▶ _DOCUMENT EXTRACT_:

· · · · · · ·

The whole scenario is rather unusual because the Raiders of the Lost Ark plot synopsis that seems to be the most accurate (#3) would also suggest that there is no conflict resolution in the movie.   If Jones is trying to get the Ark, he fails in epic style.  Normally, when the lead doesn’t get the object he is chasing (think Indiana Jones and The Last Crusade), he actually gains something else of greater value.  Call it the White Men Can’t Jump Corollary: Sometimes when you win, you really lose and sometimes when you lose, you really win.  In The Last Crusade, Jones didn’t get the grail, but he developed a much better relationship with his father and, in the context of the movie, that was even more important.

Only, this doesn’t hold true with Raiders of the Lost Ark.  To my knowledge, Jones gains… nothing.  He doesn’t learn anything, he doesn’t get anything and, save for apparently getting back with his ex, which is never a good idea, he’s no different at the end of the film as he is at the beginning.  And, in the interim, he’s gotten punked by a French competitor (twice), been bested by the Nazis and taken advantage of by his own government.

It’s just weird.

Fortunately, neither the knowledge that Jones fails in his endeavors or that his character doesn’t actually impact anything in the context of the movie detracted anything from my viewing.  The movie is just as entertaining as ever.  Thank God.

Thus begins my running commentary on Raiders of the Lost Ark, a movie about an archaeologist who does… something… that happens to also involve the Ark of the Covenant.

:35 raiders_titleThe Raiders of the Lost Ark opening titles are in a font that I don’t believe has ever been used on another project, before or since.  Oh, not the familiar orange/yellow letters that cartoonishly rainbow across the screen (like this),* but the actual titles.  These are in some weird outlined, specifically stylized version of some unknown font.  There is a great debate online about what the font is, but there is absolutely no consensus.

* This font is actually called “Fedora” after Indiana Jones’ hat.

:43 Paul Freeman’s parents have never been happier.  His name is the third in the cast listing.

1:59 While the names of the actors who worked on the movie might not be awe-inspiring, the names of the people who worked behind the camera are a virtual who’s who of current day Hollywood power players.  Consider, the following people all worked on Raiders of the Lost Ark in some capacity;

Steven Spielberg

George Lucas

Phillip Kaufman

Lawrence Kasdan

Frank Marshall

Kathleen Kennedy

2:26 Call me overly cautious, but I’m not a big proponent of licking the poisoned arrow to see how fresh it is.  I’m also not a big fan of doing a line of the coke to see if it’s been adulterated.

3:23 After facing away from the camera for the first, uh, 3:23, Harrison Ford’s face is finally revealed to the audience… in one of the most silly and purposely cheesy fashions imaginable.

5:36 Indiana Jones (Ford) is inside a Chachapoyan Temple in Peru, making his way to collect a golden fertility statue there.  Despite the fact that the Chachapoyans were conquered by the Incas more than 500 years ago, they have created a booby trap that is equipped with a light-sensitive motion-detector.

The only way I could find this feasible is if a group of 13 aliens flew down to Peru thousands of years ago and taught the indigenous people there this new space-age technology, but that’s an utterly ridiculous thought, so…

7:41 Jones is eyeballing how much the gold statue will weigh in sand, so he can replace the statue with a bag of sand so that the ancient Chachapoyan pressure switch won’t be triggered.

8:09 He eyeballed wrong.  The temple is self-destructing.

9:26 In the battle of Jones vs. the Giant Boulder, my money is squarely on Jones.  This shouldn’t be the case, but is a testament to the on-screen strength of Ford.

· · · · · · ·

▶ _DATA RECORDS_:
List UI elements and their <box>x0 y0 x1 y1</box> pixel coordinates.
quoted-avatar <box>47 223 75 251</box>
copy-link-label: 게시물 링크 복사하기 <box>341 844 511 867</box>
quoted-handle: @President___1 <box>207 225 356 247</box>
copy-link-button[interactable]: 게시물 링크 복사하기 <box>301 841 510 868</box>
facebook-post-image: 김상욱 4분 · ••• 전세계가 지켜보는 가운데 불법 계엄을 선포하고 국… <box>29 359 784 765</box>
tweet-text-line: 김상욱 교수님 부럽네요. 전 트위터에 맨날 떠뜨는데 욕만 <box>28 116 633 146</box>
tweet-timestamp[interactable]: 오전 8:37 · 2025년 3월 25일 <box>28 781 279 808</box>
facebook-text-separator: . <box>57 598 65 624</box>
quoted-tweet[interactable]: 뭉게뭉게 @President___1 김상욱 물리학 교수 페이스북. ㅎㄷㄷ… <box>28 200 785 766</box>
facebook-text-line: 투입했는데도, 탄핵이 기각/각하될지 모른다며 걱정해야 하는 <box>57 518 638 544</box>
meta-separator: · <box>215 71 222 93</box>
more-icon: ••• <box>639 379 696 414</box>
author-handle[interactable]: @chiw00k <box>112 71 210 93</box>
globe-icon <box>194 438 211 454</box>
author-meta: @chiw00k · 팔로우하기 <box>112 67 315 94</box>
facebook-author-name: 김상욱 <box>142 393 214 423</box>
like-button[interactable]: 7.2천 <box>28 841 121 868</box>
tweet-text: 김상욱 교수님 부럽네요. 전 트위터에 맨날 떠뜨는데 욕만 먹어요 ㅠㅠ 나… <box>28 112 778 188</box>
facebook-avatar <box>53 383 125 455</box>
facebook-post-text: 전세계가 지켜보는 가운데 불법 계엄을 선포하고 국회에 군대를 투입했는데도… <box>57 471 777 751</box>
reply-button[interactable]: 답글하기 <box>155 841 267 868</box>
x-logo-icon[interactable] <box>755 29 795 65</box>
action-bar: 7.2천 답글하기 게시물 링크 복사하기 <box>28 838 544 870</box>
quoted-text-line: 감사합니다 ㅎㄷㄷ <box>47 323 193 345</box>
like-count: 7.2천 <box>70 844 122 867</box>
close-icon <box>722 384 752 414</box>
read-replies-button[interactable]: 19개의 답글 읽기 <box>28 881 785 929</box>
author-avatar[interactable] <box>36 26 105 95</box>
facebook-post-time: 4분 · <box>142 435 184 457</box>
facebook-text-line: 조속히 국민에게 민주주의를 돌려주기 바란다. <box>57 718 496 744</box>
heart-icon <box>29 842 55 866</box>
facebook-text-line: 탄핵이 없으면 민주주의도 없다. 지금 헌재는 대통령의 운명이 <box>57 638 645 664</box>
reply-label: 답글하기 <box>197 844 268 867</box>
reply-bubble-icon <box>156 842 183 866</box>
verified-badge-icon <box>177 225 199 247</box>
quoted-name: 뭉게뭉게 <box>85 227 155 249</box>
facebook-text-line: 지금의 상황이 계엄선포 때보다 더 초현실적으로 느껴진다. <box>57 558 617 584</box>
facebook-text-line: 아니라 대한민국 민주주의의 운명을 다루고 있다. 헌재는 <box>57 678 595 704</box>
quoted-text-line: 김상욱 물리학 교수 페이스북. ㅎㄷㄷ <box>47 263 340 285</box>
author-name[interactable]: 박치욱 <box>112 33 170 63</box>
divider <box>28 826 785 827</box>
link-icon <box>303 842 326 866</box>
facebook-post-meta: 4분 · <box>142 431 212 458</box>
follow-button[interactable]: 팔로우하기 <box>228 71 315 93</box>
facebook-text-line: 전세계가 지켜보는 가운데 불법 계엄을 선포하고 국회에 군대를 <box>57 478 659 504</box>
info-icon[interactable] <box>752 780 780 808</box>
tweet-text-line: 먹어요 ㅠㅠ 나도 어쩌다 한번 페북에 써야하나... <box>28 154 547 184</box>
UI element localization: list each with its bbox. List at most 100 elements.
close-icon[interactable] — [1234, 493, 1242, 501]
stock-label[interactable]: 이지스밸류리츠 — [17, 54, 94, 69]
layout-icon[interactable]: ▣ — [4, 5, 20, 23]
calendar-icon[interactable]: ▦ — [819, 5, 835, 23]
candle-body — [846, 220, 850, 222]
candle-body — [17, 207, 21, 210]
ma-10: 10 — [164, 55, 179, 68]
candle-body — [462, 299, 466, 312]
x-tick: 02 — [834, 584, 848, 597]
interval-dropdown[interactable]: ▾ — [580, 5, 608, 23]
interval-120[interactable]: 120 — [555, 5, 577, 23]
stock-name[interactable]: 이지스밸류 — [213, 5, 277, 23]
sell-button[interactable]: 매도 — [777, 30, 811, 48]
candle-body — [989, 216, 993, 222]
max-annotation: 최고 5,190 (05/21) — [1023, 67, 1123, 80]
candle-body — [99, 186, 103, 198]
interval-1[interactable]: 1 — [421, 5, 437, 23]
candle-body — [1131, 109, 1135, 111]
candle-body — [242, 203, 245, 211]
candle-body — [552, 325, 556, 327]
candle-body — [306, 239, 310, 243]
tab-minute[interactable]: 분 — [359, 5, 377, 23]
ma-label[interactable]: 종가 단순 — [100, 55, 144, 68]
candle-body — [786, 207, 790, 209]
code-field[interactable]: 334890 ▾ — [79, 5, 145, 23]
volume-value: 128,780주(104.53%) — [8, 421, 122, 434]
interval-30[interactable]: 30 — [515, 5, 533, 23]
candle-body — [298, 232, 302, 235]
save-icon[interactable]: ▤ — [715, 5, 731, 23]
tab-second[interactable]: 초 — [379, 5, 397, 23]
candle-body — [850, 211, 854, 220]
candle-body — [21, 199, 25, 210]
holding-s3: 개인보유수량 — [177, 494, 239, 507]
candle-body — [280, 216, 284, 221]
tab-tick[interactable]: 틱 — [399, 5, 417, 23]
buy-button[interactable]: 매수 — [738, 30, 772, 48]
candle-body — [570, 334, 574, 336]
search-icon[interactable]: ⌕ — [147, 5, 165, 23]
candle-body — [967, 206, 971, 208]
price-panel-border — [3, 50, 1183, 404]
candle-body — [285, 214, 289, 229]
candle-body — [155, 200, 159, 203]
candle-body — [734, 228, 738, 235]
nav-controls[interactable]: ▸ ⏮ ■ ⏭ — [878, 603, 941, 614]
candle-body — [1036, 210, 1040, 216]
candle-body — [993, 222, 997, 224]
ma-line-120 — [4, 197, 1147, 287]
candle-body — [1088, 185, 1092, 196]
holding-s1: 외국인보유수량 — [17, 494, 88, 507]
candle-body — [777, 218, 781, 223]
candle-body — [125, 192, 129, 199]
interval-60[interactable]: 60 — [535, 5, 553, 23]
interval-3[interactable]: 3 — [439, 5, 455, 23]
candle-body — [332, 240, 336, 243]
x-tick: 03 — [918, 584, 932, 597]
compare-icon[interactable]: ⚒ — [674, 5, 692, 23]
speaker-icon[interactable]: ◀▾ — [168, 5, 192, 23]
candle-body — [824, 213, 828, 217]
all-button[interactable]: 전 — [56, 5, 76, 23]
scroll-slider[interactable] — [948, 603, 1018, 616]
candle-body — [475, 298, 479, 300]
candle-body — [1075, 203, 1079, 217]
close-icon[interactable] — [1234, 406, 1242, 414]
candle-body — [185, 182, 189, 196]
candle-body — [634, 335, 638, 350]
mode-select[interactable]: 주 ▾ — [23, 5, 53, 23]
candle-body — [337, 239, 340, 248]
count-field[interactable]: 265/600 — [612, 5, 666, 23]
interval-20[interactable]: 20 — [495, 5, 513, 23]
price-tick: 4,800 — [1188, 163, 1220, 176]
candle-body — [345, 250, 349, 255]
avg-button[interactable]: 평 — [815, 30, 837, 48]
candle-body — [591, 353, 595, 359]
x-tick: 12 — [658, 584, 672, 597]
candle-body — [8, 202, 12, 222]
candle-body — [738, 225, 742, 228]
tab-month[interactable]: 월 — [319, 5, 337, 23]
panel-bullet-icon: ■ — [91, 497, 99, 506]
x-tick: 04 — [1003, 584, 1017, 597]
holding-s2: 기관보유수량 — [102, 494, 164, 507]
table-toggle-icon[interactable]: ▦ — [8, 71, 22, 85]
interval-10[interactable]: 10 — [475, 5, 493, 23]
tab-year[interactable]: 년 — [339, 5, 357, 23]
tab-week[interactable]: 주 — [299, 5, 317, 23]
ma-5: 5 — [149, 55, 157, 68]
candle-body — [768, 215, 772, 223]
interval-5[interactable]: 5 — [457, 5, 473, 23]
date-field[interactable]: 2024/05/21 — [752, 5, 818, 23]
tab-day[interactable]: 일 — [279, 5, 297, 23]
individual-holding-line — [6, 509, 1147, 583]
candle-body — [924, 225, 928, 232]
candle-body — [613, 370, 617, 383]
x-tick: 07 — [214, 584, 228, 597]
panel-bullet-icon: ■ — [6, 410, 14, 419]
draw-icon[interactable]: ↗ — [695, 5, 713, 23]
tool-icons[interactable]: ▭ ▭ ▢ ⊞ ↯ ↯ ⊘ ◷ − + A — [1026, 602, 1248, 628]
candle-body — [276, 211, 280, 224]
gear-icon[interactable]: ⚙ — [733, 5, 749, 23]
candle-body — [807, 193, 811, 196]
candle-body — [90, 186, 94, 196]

· · · · · · ·

▶ _ASSIGNED TASK A_:
In the Raiders of the Lost Ark commentary, what is the font of the orange and yellow title letters called?
▶ _ASSIGNED TASK B_:
Reproduce the Raiders of the Lost Ark commentary word for word, between "Frank Marshall" and "it’s been adulterated.", inclusive.

▶ _WORKED SOLUTION A_:
It is called "Fedora," after Indiana Jones' hat.

▶ _WORKED SOLUTION B_:
Frank Marshall

Kathleen Kennedy

2:26 Call me overly cautious, but I’m not a big proponent of licking the poisoned arrow to see how fresh it is.  I’m also not a big fan of doing a line of the coke to see if it’s been adulterated.